**What you need to do:** Set down every entry word for word. Omit the pictures.

**Data records:**
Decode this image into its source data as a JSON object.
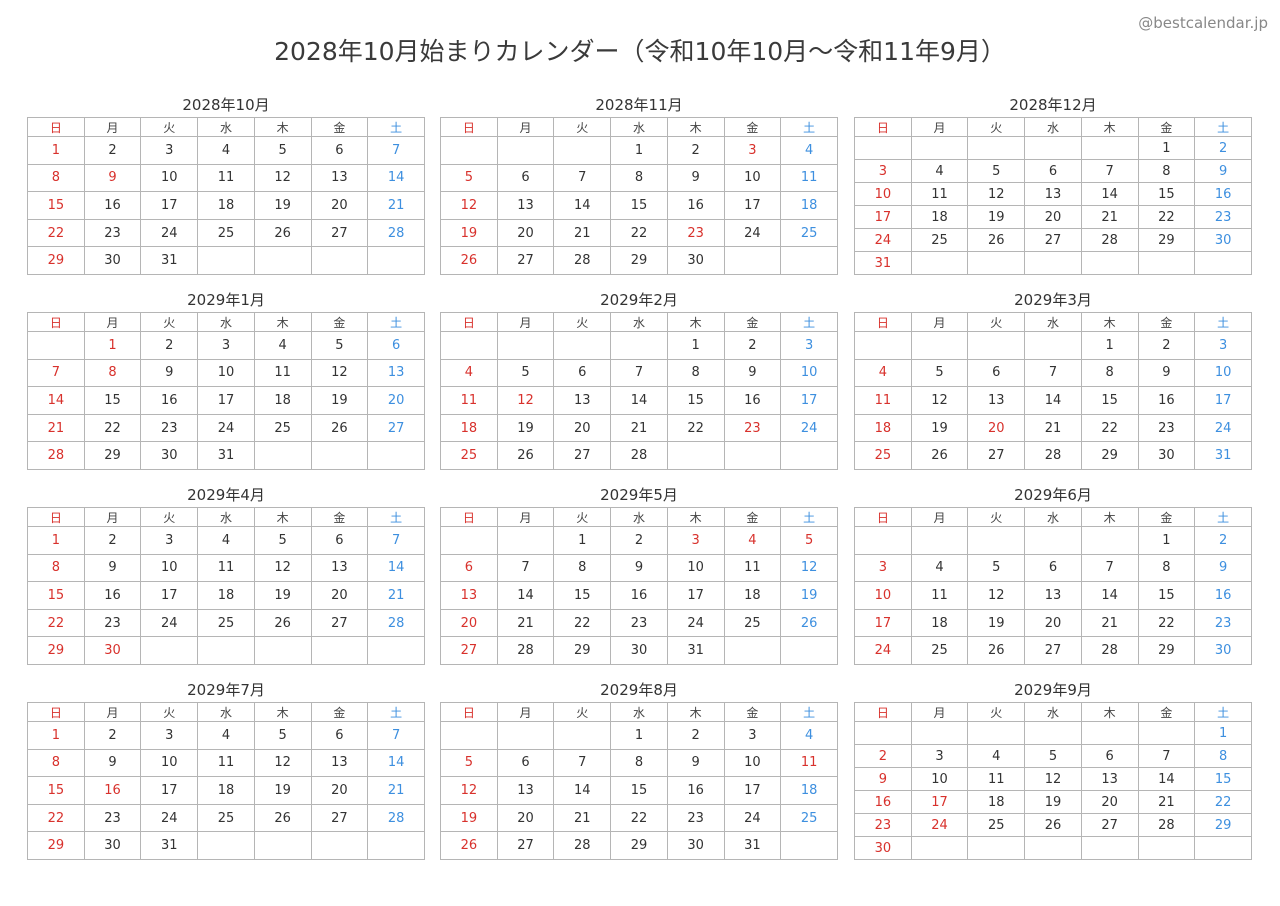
{
  "site": "@bestcalendar.jp",
  "title": "2028年10月始まりカレンダー（令和10年10月〜令和11年9月）",
  "weekdays": [
    "日",
    "月",
    "火",
    "水",
    "木",
    "金",
    "土"
  ],
  "colors": {
    "sunday_holiday": "#d8312c",
    "saturday": "#3d8fdf",
    "text": "#333333",
    "border": "#b5b5b5"
  },
  "months": [
    {
      "title": "2028年10月",
      "start_weekday": 0,
      "days": 31,
      "holidays": [
        9
      ]
    },
    {
      "title": "2028年11月",
      "start_weekday": 3,
      "days": 30,
      "holidays": [
        3,
        23
      ]
    },
    {
      "title": "2028年12月",
      "start_weekday": 5,
      "days": 31,
      "holidays": []
    },
    {
      "title": "2029年1月",
      "start_weekday": 1,
      "days": 31,
      "holidays": [
        1,
        8
      ]
    },
    {
      "title": "2029年2月",
      "start_weekday": 4,
      "days": 28,
      "holidays": [
        12,
        23
      ]
    },
    {
      "title": "2029年3月",
      "start_weekday": 4,
      "days": 31,
      "holidays": [
        20
      ]
    },
    {
      "title": "2029年4月",
      "start_weekday": 0,
      "days": 30,
      "holidays": [
        29,
        30
      ]
    },
    {
      "title": "2029年5月",
      "start_weekday": 2,
      "days": 31,
      "holidays": [
        3,
        4,
        5
      ]
    },
    {
      "title": "2029年6月",
      "start_weekday": 5,
      "days": 30,
      "holidays": []
    },
    {
      "title": "2029年7月",
      "start_weekday": 0,
      "days": 31,
      "holidays": [
        16
      ]
    },
    {
      "title": "2029年8月",
      "start_weekday": 3,
      "days": 31,
      "holidays": [
        11
      ]
    },
    {
      "title": "2029年9月",
      "start_weekday": 6,
      "days": 30,
      "holidays": [
        17,
        23,
        24
      ]
    }
  ]
}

**Output of the exercise:**
Decode this image into its source data as a JSON object.
{
  "site": "@bestcalendar.jp",
  "title": "2028年10月始まりカレンダー（令和10年10月〜令和11年9月）",
  "weekdays": [
    "日",
    "月",
    "火",
    "水",
    "木",
    "金",
    "土"
  ],
  "colors": {
    "sunday_holiday": "#d8312c",
    "saturday": "#3d8fdf",
    "text": "#333333",
    "border": "#b5b5b5"
  },
  "months": [
    {
      "title": "2028年10月",
      "start_weekday": 0,
      "days": 31,
      "holidays": [
        9
      ]
    },
    {
      "title": "2028年11月",
      "start_weekday": 3,
      "days": 30,
      "holidays": [
        3,
        23
      ]
    },
    {
      "title": "2028年12月",
      "start_weekday": 5,
      "days": 31,
      "holidays": []
    },
    {
      "title": "2029年1月",
      "start_weekday": 1,
      "days": 31,
      "holidays": [
        1,
        8
      ]
    },
    {
      "title": "2029年2月",
      "start_weekday": 4,
      "days": 28,
      "holidays": [
        12,
        23
      ]
    },
    {
      "title": "2029年3月",
      "start_weekday": 4,
      "days": 31,
      "holidays": [
        20
      ]
    },
    {
      "title": "2029年4月",
      "start_weekday": 0,
      "days": 30,
      "holidays": [
        29,
        30
      ]
    },
    {
      "title": "2029年5月",
      "start_weekday": 2,
      "days": 31,
      "holidays": [
        3,
        4,
        5
      ]
    },
    {
      "title": "2029年6月",
      "start_weekday": 5,
      "days": 30,
      "holidays": []
    },
    {
      "title": "2029年7月",
      "start_weekday": 0,
      "days": 31,
      "holidays": [
        16
      ]
    },
    {
      "title": "2029年8月",
      "start_weekday": 3,
      "days": 31,
      "holidays": [
        11
      ]
    },
    {
      "title": "2029年9月",
      "start_weekday": 6,
      "days": 30,
      "holidays": [
        17,
        23,
        24
      ]
    }
  ]
}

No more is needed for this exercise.